[BEGIN DATA SHOWN]

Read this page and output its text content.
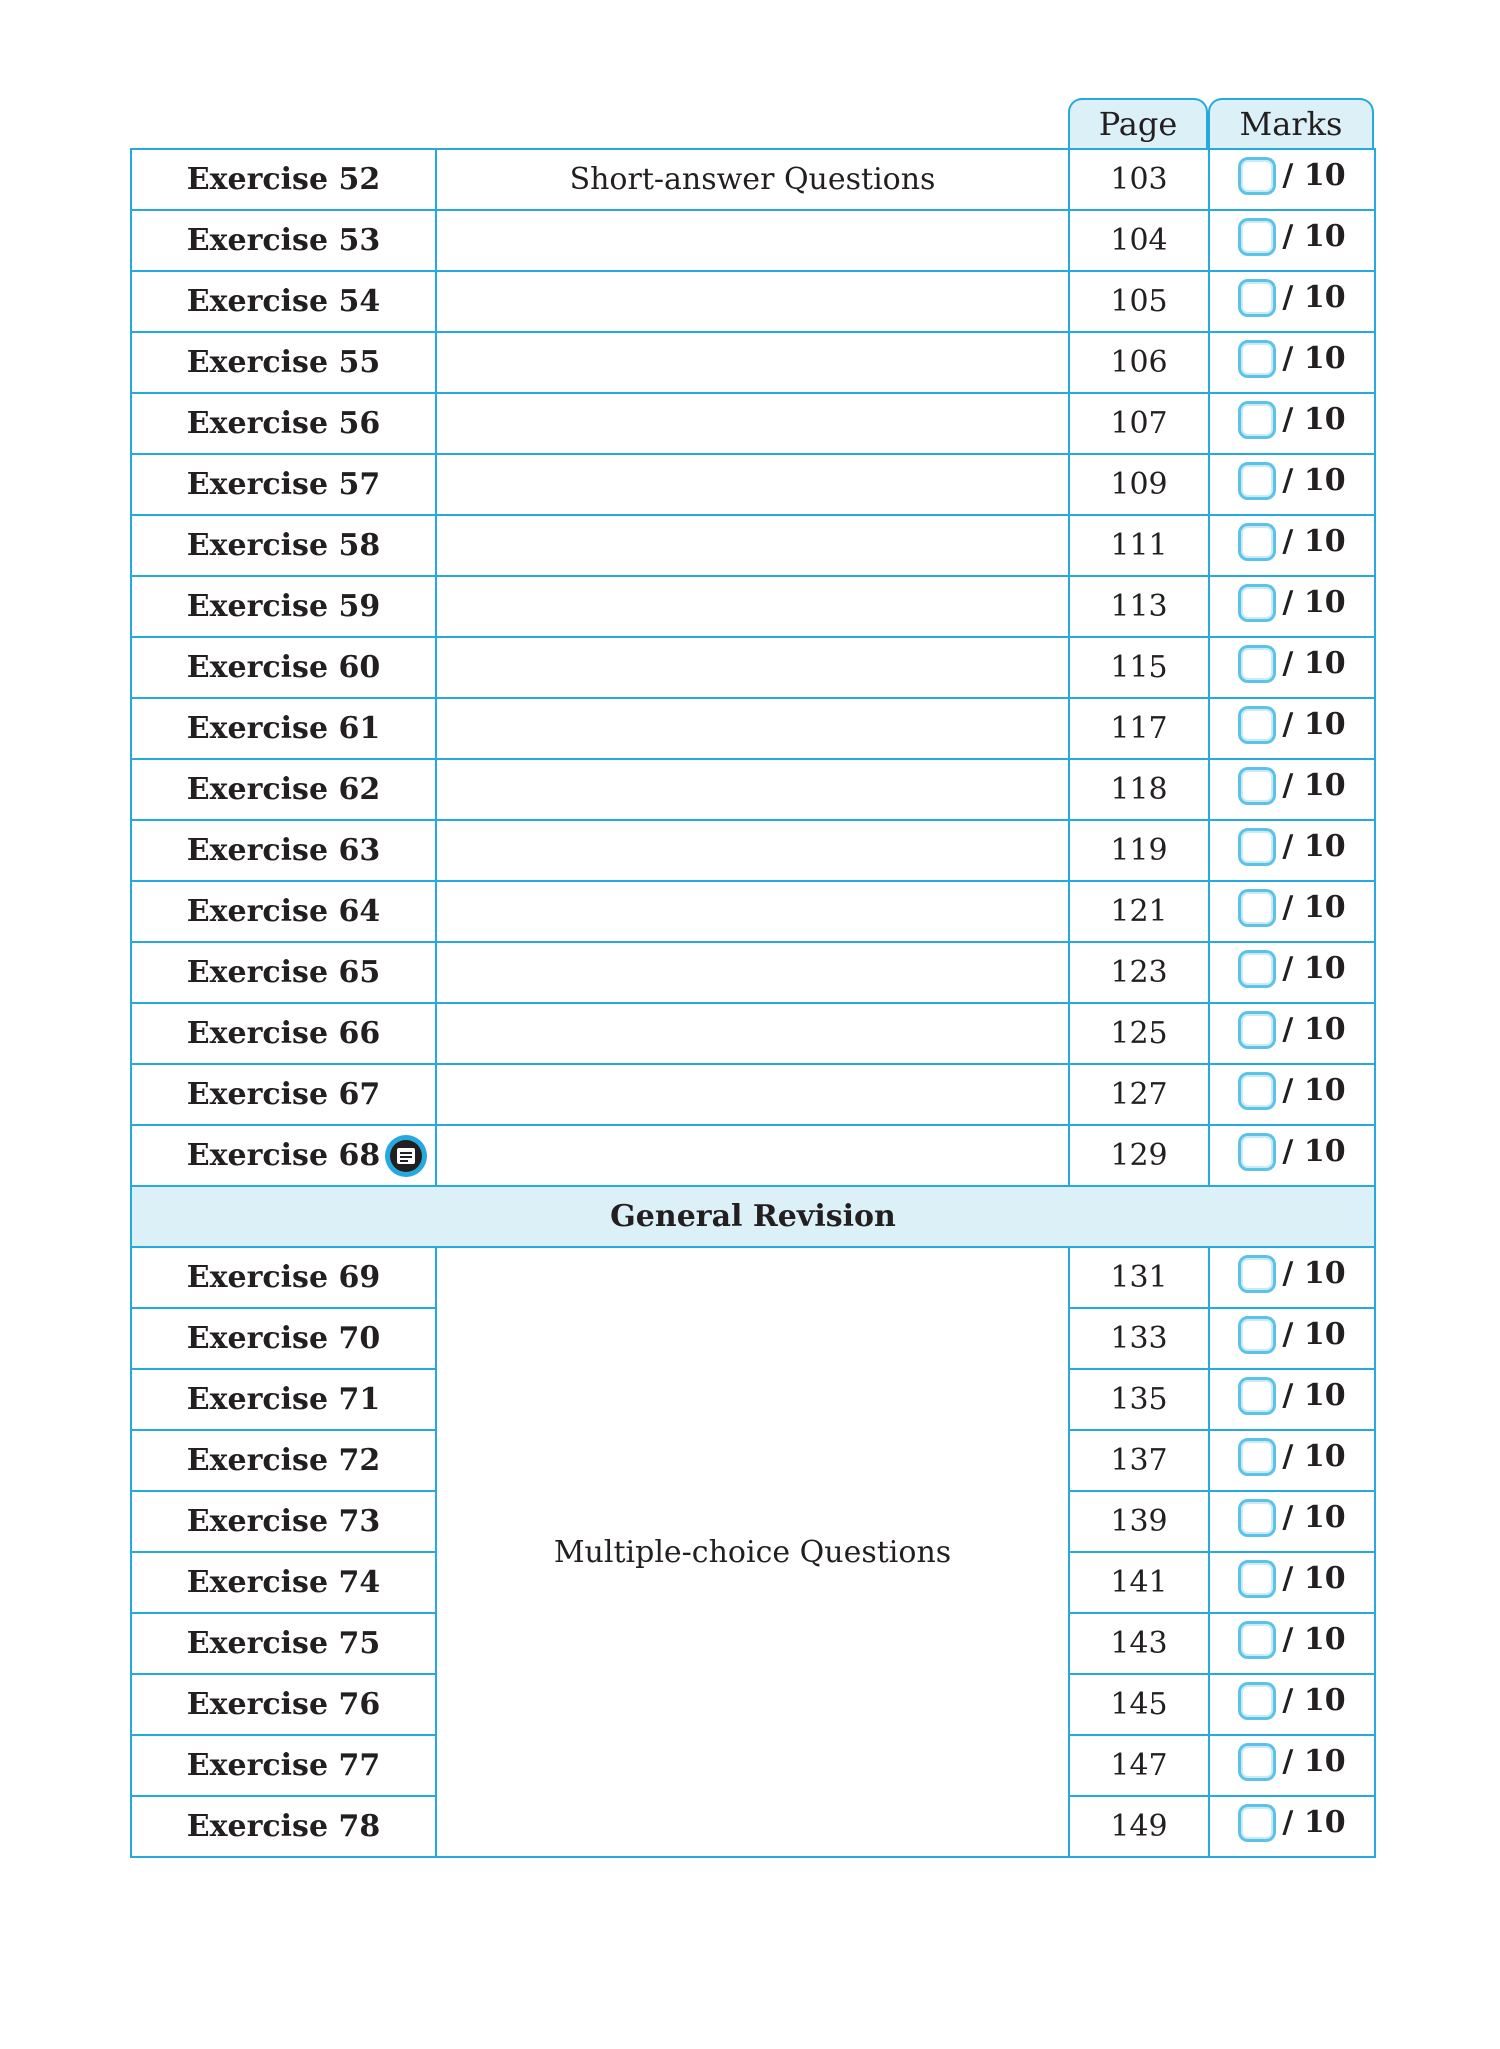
Page	Marks
Exercise 52	Short-answer Questions	103	/ 10

Exercise 53		104	/ 10

Exercise 54		105	/ 10

Exercise 55		106	/ 10

Exercise 56		107	/ 10

Exercise 57		109	/ 10

Exercise 58		111	/ 10

Exercise 59		113	/ 10

Exercise 60		115	/ 10

Exercise 61		117	/ 10

Exercise 62		118	/ 10

Exercise 63		119	/ 10

Exercise 64		121	/ 10

Exercise 65		123	/ 10

Exercise 66		125	/ 10

Exercise 67		127	/ 10

Exercise 68		129	/ 10

General Revision			
Exercise 69	Multiple-choice Questions	131	/ 10

Exercise 70		133	/ 10

Exercise 71		135	/ 10

Exercise 72		137	/ 10

Exercise 73		139	/ 10

Exercise 74		141	/ 10

Exercise 75		143	/ 10

Exercise 76		145	/ 10

Exercise 77		147	/ 10

Exercise 78		149	/ 10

[END DATA SHOWN]

Above are the records; copy every line in them that holds the word "Questions".

=== EXERCISE ANSWER ===
Exercise 52	Short-answer Questions	103	/ 10
Exercise 69	Multiple-choice Questions	131	/ 10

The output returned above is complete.